▶ YOUR GOAL
Scan the data below and pick out the lines containing the word "Phonon".
— start of TASK INPUTS —
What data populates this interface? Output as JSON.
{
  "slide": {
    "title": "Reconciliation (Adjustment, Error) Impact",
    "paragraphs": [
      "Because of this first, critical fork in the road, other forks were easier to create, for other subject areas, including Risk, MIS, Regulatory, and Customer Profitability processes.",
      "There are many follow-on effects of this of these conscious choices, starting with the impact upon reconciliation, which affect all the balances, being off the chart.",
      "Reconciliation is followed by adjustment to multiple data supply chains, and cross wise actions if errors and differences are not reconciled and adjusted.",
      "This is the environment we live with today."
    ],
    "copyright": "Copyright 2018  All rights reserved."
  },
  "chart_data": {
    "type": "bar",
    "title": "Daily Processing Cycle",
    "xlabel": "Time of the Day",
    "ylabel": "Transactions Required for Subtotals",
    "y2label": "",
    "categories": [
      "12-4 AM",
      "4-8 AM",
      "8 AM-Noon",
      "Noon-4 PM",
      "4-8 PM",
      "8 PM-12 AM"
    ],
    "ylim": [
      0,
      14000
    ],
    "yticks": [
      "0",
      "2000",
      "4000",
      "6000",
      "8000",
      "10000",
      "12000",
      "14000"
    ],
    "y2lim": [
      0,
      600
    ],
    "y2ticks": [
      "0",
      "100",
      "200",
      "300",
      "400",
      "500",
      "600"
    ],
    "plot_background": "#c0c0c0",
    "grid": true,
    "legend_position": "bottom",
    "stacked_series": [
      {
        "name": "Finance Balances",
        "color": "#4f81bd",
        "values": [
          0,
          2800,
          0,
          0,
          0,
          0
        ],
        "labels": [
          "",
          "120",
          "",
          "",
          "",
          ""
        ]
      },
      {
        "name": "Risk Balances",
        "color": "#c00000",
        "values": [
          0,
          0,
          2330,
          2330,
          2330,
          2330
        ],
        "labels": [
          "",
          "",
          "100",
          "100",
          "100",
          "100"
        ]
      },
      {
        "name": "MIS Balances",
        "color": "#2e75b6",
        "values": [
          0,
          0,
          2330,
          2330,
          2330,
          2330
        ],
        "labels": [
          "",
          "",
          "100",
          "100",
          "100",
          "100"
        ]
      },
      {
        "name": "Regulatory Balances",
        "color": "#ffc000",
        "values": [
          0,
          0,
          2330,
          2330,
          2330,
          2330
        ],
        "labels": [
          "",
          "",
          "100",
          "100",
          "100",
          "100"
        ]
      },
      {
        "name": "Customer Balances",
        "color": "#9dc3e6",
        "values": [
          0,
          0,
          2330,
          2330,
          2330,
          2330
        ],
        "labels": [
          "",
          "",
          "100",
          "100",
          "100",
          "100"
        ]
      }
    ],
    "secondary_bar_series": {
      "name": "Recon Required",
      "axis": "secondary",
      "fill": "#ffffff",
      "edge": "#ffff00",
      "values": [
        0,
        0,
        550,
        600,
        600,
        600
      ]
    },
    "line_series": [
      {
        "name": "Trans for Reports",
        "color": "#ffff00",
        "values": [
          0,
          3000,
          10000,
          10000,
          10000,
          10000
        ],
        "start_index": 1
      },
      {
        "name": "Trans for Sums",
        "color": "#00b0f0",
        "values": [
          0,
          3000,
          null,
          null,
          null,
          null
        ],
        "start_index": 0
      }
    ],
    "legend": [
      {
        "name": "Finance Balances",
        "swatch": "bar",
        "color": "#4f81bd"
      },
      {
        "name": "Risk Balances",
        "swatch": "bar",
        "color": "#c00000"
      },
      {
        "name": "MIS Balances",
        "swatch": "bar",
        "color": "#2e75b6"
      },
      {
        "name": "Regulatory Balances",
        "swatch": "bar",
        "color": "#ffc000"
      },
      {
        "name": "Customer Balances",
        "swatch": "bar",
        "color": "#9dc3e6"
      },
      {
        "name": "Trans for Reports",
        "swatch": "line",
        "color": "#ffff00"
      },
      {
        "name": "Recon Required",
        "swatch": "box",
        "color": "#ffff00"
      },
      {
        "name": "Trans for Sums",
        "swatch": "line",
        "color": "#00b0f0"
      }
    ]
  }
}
— end of TASK INPUTS —
— start of TASK INPUTS —
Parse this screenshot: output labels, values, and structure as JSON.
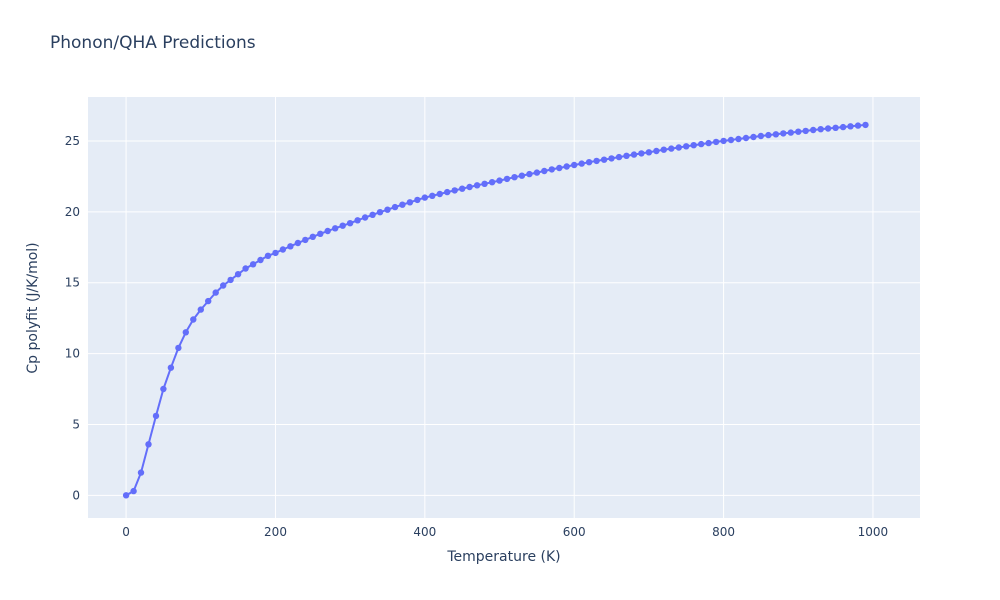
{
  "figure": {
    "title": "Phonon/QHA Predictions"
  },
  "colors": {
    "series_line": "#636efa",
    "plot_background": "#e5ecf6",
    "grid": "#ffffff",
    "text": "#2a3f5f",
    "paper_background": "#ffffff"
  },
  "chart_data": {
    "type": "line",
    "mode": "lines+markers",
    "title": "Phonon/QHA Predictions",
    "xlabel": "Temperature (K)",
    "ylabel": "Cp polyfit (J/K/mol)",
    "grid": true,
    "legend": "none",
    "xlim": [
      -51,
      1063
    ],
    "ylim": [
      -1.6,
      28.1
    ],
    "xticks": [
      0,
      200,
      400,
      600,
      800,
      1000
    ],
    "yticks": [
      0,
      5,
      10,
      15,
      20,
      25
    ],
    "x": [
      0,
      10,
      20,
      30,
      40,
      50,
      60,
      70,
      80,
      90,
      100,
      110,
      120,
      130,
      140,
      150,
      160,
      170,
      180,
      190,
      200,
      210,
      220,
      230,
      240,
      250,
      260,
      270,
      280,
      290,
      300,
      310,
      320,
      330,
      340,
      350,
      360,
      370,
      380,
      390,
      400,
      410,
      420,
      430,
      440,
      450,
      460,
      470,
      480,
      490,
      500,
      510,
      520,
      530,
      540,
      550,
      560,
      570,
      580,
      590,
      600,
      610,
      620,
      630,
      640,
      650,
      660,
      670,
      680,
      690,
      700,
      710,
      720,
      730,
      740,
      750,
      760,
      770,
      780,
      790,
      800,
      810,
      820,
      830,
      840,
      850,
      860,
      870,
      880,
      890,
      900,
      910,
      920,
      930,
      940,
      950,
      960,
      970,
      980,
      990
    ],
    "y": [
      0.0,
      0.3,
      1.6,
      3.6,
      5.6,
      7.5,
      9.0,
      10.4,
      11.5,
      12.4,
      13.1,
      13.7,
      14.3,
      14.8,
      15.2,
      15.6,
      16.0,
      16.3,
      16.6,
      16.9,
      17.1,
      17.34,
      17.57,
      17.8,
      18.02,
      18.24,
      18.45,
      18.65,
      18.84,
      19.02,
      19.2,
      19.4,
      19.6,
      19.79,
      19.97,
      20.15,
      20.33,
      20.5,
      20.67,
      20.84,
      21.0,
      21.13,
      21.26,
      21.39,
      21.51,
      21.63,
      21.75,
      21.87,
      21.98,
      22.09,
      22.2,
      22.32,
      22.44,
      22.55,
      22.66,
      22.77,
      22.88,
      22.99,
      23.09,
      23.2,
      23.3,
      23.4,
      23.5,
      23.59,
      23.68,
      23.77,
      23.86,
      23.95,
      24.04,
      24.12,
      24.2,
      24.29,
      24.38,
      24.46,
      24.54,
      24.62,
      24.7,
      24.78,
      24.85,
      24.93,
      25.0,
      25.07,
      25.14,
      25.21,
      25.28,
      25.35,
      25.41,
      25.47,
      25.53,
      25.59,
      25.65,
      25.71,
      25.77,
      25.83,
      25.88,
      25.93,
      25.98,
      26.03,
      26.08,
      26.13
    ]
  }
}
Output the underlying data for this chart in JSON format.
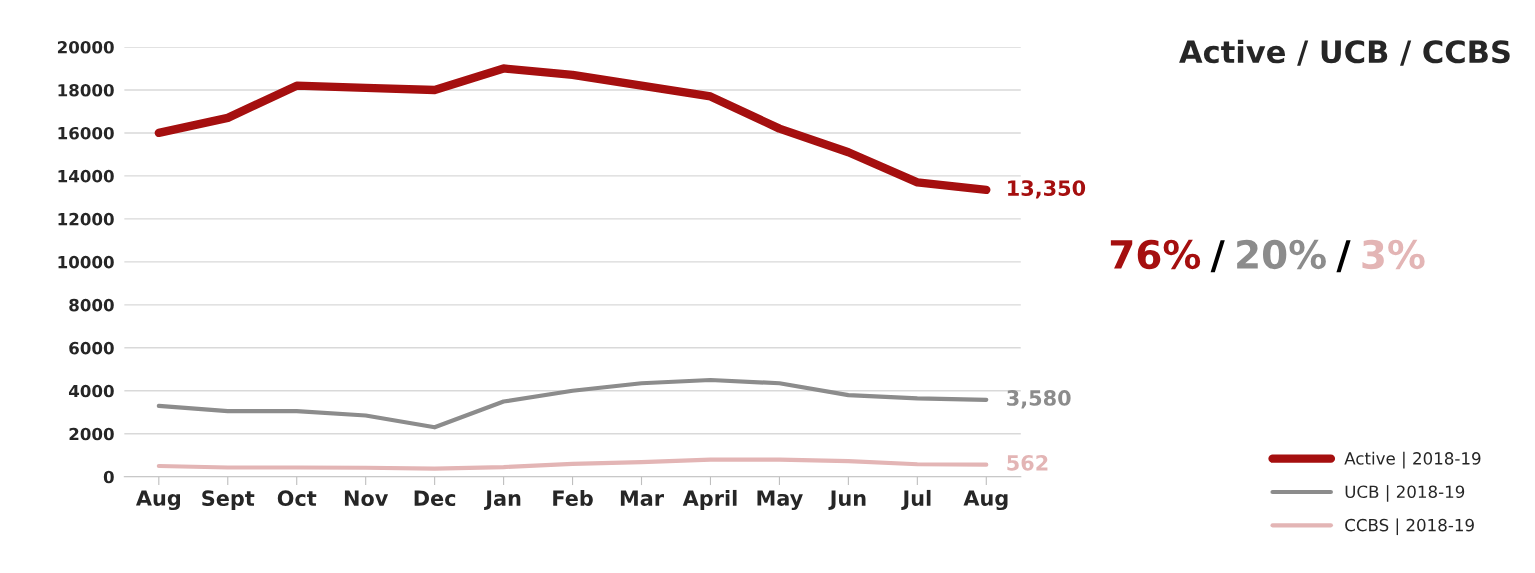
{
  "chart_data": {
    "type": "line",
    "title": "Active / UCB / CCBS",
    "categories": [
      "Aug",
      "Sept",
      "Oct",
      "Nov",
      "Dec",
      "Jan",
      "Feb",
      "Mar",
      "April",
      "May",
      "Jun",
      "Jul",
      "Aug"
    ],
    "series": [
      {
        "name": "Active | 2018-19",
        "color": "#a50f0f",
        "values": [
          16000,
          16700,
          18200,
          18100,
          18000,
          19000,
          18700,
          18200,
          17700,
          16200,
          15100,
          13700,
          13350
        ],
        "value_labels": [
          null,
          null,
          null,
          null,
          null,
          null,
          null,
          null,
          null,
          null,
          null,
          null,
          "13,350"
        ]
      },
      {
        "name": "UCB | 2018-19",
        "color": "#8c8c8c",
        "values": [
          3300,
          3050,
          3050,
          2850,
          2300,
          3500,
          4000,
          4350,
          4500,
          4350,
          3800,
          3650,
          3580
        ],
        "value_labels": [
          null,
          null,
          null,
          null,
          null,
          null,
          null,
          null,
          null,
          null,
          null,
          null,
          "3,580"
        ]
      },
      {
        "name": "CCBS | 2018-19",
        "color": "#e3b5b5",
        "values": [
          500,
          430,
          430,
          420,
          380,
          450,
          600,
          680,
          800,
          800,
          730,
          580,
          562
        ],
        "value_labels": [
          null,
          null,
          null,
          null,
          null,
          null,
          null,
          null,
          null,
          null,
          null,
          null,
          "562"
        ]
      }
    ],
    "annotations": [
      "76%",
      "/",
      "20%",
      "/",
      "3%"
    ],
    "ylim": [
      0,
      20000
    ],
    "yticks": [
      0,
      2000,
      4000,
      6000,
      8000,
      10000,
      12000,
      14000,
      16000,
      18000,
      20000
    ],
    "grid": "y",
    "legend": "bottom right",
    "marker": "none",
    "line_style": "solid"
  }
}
— end of TASK INPUTS —
▶ RESPONSE TO THIS TASK
    "title": "Phonon/QHA Predictions"
    "title": "Phonon/QHA Predictions",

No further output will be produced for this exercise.